* _Extracted entries_
══════

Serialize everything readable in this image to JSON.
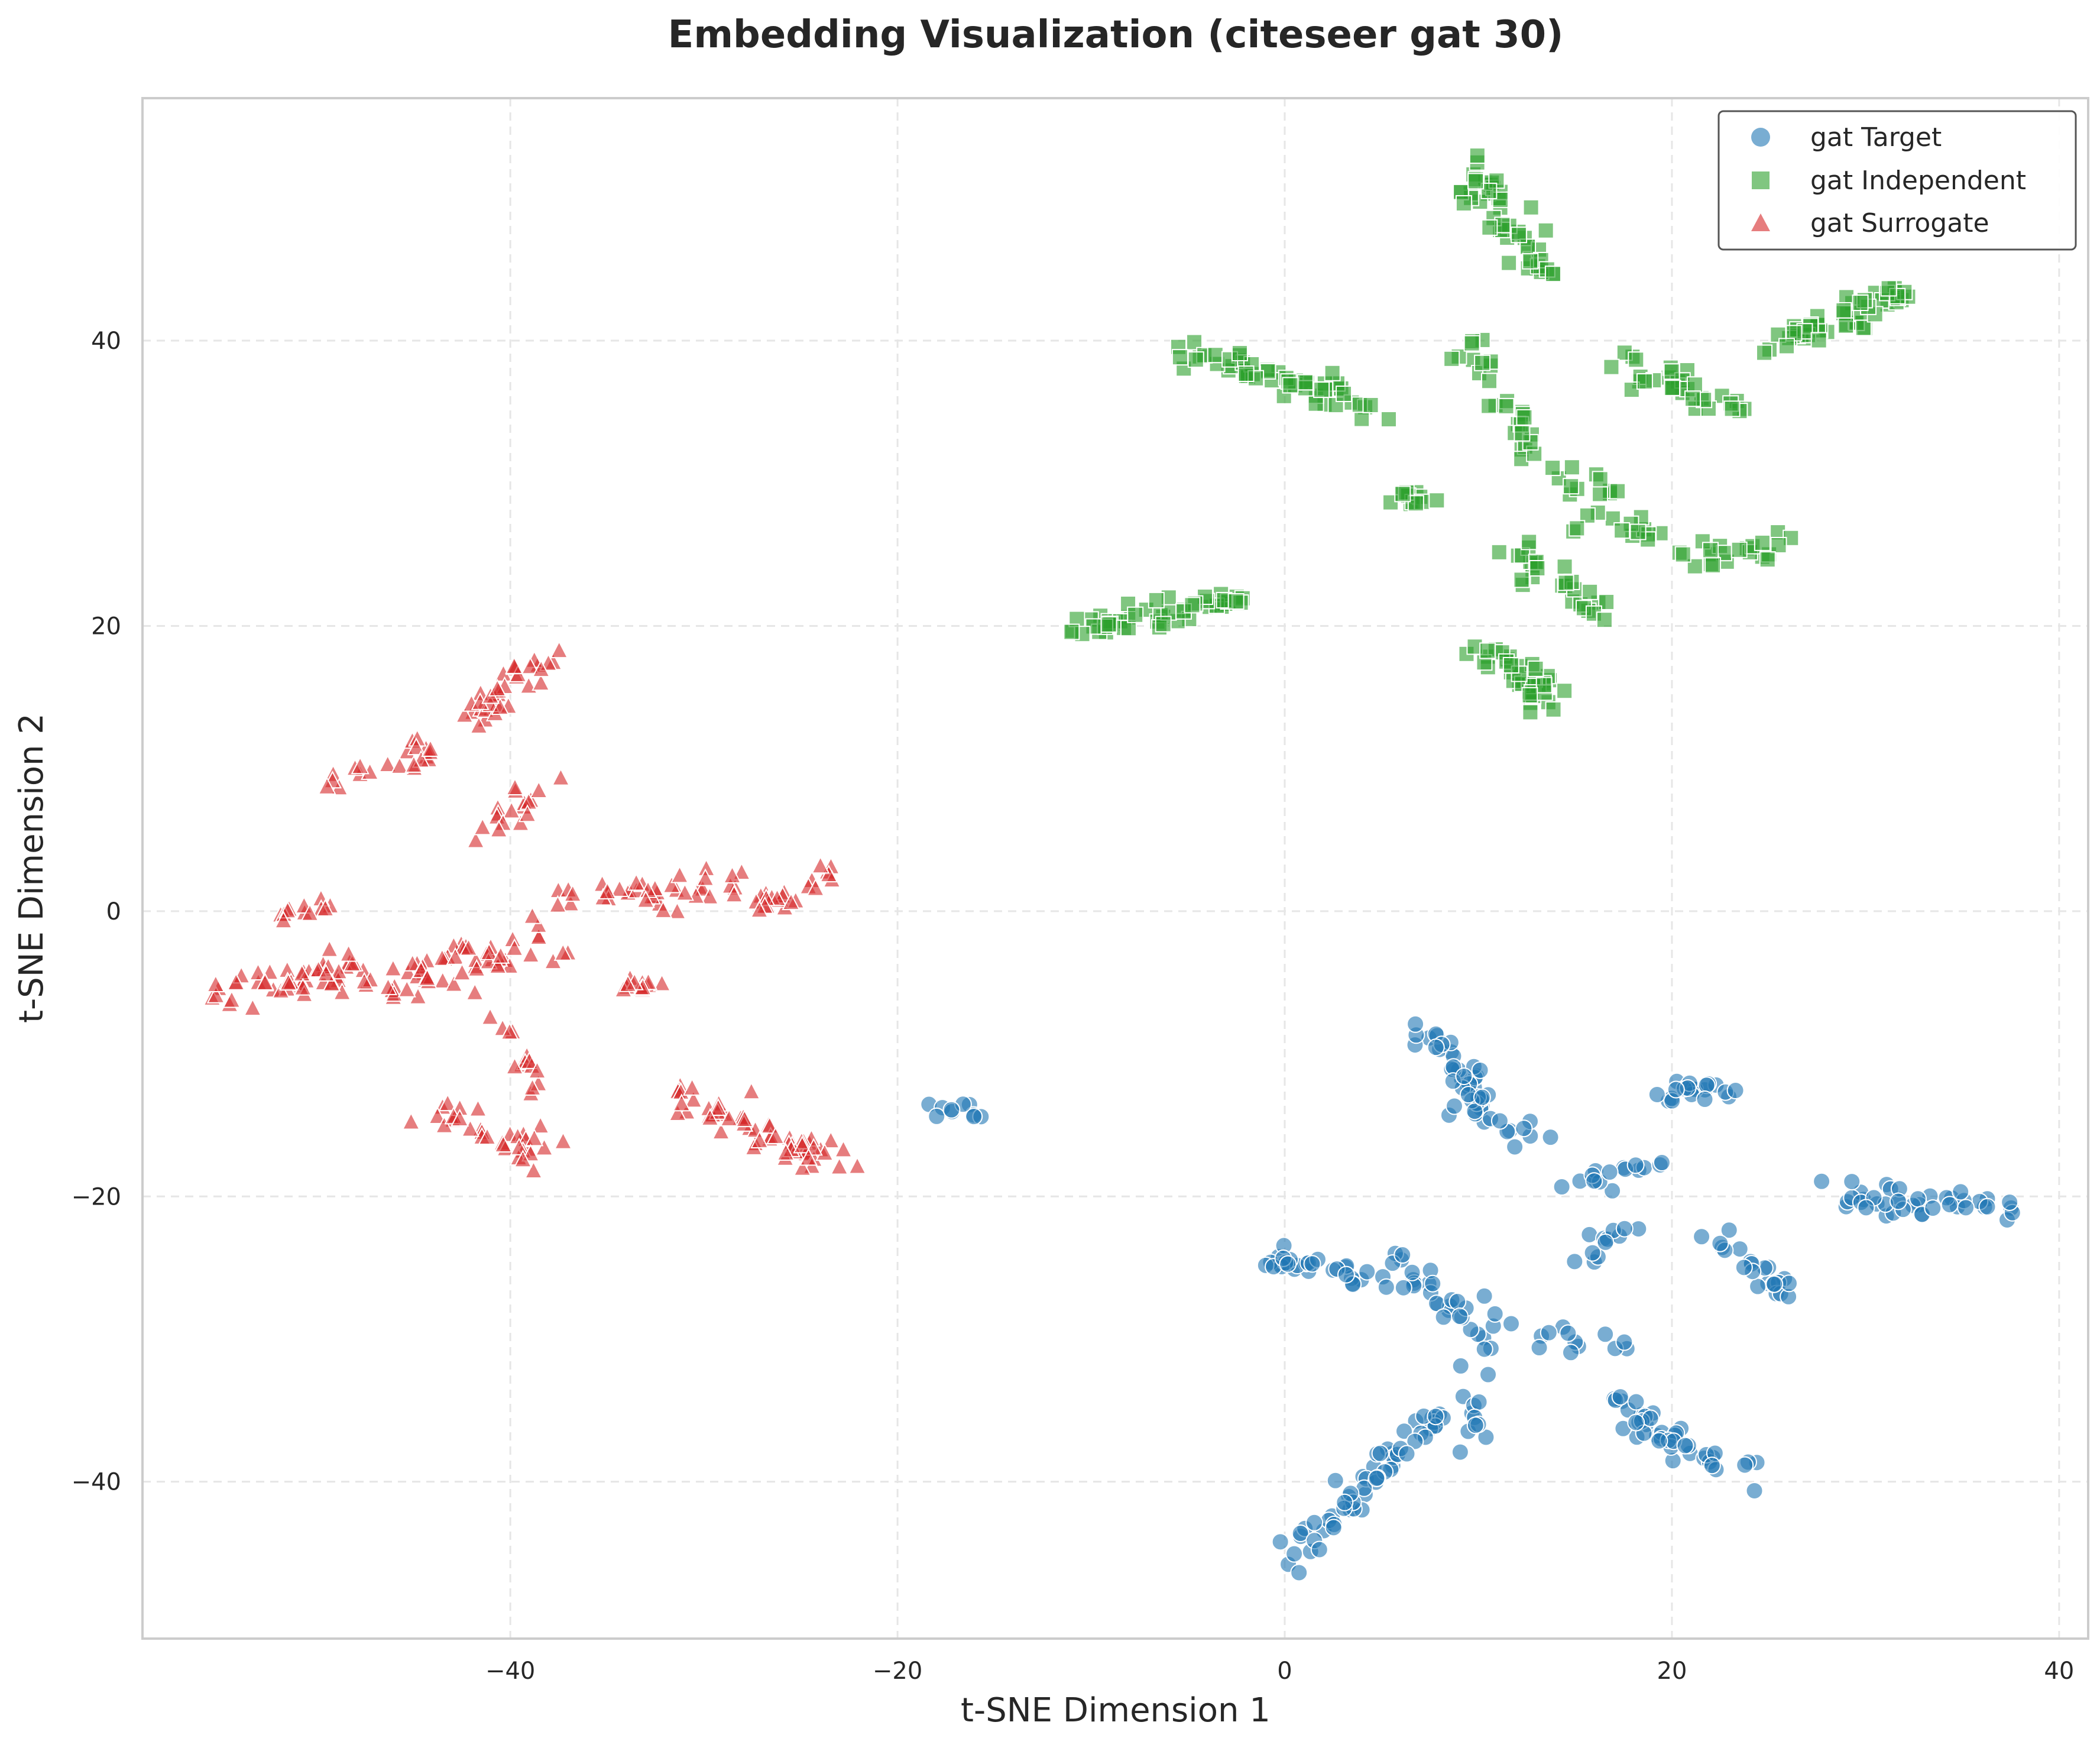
{
  "chart_data": {
    "type": "scatter",
    "title": "Embedding Visualization (citeseer gat 30)",
    "xlabel": "t-SNE Dimension 1",
    "ylabel": "t-SNE Dimension 2",
    "xlim": [
      -59,
      41.5
    ],
    "ylim": [
      -51,
      57
    ],
    "xticks": [
      -40,
      -20,
      0,
      20,
      40
    ],
    "yticks": [
      -40,
      -20,
      0,
      20,
      40
    ],
    "xtick_labels": [
      "−40",
      "−20",
      "0",
      "20",
      "40"
    ],
    "ytick_labels": [
      "−40",
      "−20",
      "0",
      "20",
      "40"
    ],
    "grid": true,
    "legend_position": "top-right",
    "series": [
      {
        "name": "gat Target",
        "marker": "circle",
        "color": "#1f77b4",
        "clusters": [
          {
            "from": [
              -17.5,
              -13.8
            ],
            "to": [
              -15.8,
              -14.2
            ],
            "n": 10,
            "spread": 0.6
          },
          {
            "from": [
              -1.5,
              -24.2
            ],
            "to": [
              5.5,
              -26.0
            ],
            "n": 30,
            "spread": 0.8
          },
          {
            "from": [
              7.0,
              -8.0
            ],
            "to": [
              11.5,
              -15.0
            ],
            "n": 36,
            "spread": 1.0
          },
          {
            "from": [
              8.0,
              -12.0
            ],
            "to": [
              13.5,
              -16.5
            ],
            "n": 14,
            "spread": 0.8
          },
          {
            "from": [
              10.5,
              -27.5
            ],
            "to": [
              9.5,
              -37.5
            ],
            "n": 20,
            "spread": 1.0
          },
          {
            "from": [
              5.0,
              -23.5
            ],
            "to": [
              9.0,
              -28.5
            ],
            "n": 24,
            "spread": 0.9
          },
          {
            "from": [
              14.5,
              -19.5
            ],
            "to": [
              19.5,
              -17.0
            ],
            "n": 16,
            "spread": 0.7
          },
          {
            "from": [
              19.5,
              -12.5
            ],
            "to": [
              23.0,
              -13.0
            ],
            "n": 20,
            "spread": 0.8
          },
          {
            "from": [
              15.0,
              -25.0
            ],
            "to": [
              17.5,
              -22.5
            ],
            "n": 12,
            "spread": 0.7
          },
          {
            "from": [
              13.0,
              -30.0
            ],
            "to": [
              18.0,
              -31.0
            ],
            "n": 12,
            "spread": 0.8
          },
          {
            "from": [
              17.0,
              -34.5
            ],
            "to": [
              24.0,
              -39.5
            ],
            "n": 42,
            "spread": 1.0
          },
          {
            "from": [
              22.0,
              -22.5
            ],
            "to": [
              26.0,
              -27.0
            ],
            "n": 22,
            "spread": 0.9
          },
          {
            "from": [
              28.0,
              -20.0
            ],
            "to": [
              37.0,
              -21.0
            ],
            "n": 42,
            "spread": 1.0
          },
          {
            "from": [
              8.5,
              -35.5
            ],
            "to": [
              6.0,
              -36.5
            ],
            "n": 14,
            "spread": 0.8
          },
          {
            "from": [
              6.5,
              -37.0
            ],
            "to": [
              0.5,
              -45.5
            ],
            "n": 44,
            "spread": 1.0
          }
        ]
      },
      {
        "name": "gat Independent",
        "marker": "square",
        "color": "#2ca02c",
        "clusters": [
          {
            "from": [
              -12.0,
              19.5
            ],
            "to": [
              -2.0,
              22.0
            ],
            "n": 50,
            "spread": 1.0
          },
          {
            "from": [
              -5.5,
              39.5
            ],
            "to": [
              5.0,
              35.0
            ],
            "n": 56,
            "spread": 1.0
          },
          {
            "from": [
              5.5,
              29.5
            ],
            "to": [
              7.5,
              28.5
            ],
            "n": 12,
            "spread": 0.7
          },
          {
            "from": [
              10.0,
              52.0
            ],
            "to": [
              13.5,
              44.0
            ],
            "n": 48,
            "spread": 1.0
          },
          {
            "from": [
              9.5,
              40.0
            ],
            "to": [
              12.5,
              31.5
            ],
            "n": 28,
            "spread": 0.9
          },
          {
            "from": [
              10.0,
              18.5
            ],
            "to": [
              14.0,
              14.5
            ],
            "n": 40,
            "spread": 1.0
          },
          {
            "from": [
              11.5,
              26.0
            ],
            "to": [
              16.5,
              20.5
            ],
            "n": 28,
            "spread": 1.0
          },
          {
            "from": [
              13.5,
              30.5
            ],
            "to": [
              18.0,
              29.0
            ],
            "n": 12,
            "spread": 0.8
          },
          {
            "from": [
              15.5,
              27.5
            ],
            "to": [
              19.5,
              26.0
            ],
            "n": 14,
            "spread": 0.8
          },
          {
            "from": [
              17.0,
              38.5
            ],
            "to": [
              23.5,
              35.0
            ],
            "n": 32,
            "spread": 1.0
          },
          {
            "from": [
              21.0,
              25.0
            ],
            "to": [
              26.0,
              26.0
            ],
            "n": 22,
            "spread": 0.9
          },
          {
            "from": [
              25.5,
              40.0
            ],
            "to": [
              32.5,
              43.5
            ],
            "n": 50,
            "spread": 1.0
          }
        ]
      },
      {
        "name": "gat Surrogate",
        "marker": "triangle",
        "color": "#d62728",
        "clusters": [
          {
            "from": [
              -55.0,
              -6.0
            ],
            "to": [
              -48.0,
              -4.0
            ],
            "n": 50,
            "spread": 1.2
          },
          {
            "from": [
              -52.0,
              0.0
            ],
            "to": [
              -49.0,
              0.5
            ],
            "n": 12,
            "spread": 0.6
          },
          {
            "from": [
              -49.5,
              8.5
            ],
            "to": [
              -44.0,
              11.5
            ],
            "n": 22,
            "spread": 1.0
          },
          {
            "from": [
              -42.5,
              13.5
            ],
            "to": [
              -37.5,
              18.5
            ],
            "n": 36,
            "spread": 1.0
          },
          {
            "from": [
              -47.0,
              -5.5
            ],
            "to": [
              -38.0,
              -2.0
            ],
            "n": 60,
            "spread": 1.5
          },
          {
            "from": [
              -38.0,
              0.5
            ],
            "to": [
              -28.0,
              2.0
            ],
            "n": 40,
            "spread": 1.3
          },
          {
            "from": [
              -27.0,
              0.5
            ],
            "to": [
              -23.5,
              2.5
            ],
            "n": 24,
            "spread": 0.8
          },
          {
            "from": [
              -34.5,
              -5.5
            ],
            "to": [
              -32.0,
              -5.0
            ],
            "n": 12,
            "spread": 0.6
          },
          {
            "from": [
              -44.0,
              -14.0
            ],
            "to": [
              -38.0,
              -17.0
            ],
            "n": 34,
            "spread": 1.0
          },
          {
            "from": [
              -32.0,
              -12.5
            ],
            "to": [
              -23.0,
              -18.0
            ],
            "n": 60,
            "spread": 1.0
          },
          {
            "from": [
              -41.5,
              5.0
            ],
            "to": [
              -38.0,
              9.0
            ],
            "n": 18,
            "spread": 1.0
          },
          {
            "from": [
              -40.5,
              -8.0
            ],
            "to": [
              -38.5,
              -13.5
            ],
            "n": 14,
            "spread": 0.9
          }
        ]
      }
    ]
  }
}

══════

* _Written request_
List every line above that holds the word "Dimension".

* _Output for this exercise_
    "xlabel": "t-SNE Dimension 1",
    "ylabel": "t-SNE Dimension 2",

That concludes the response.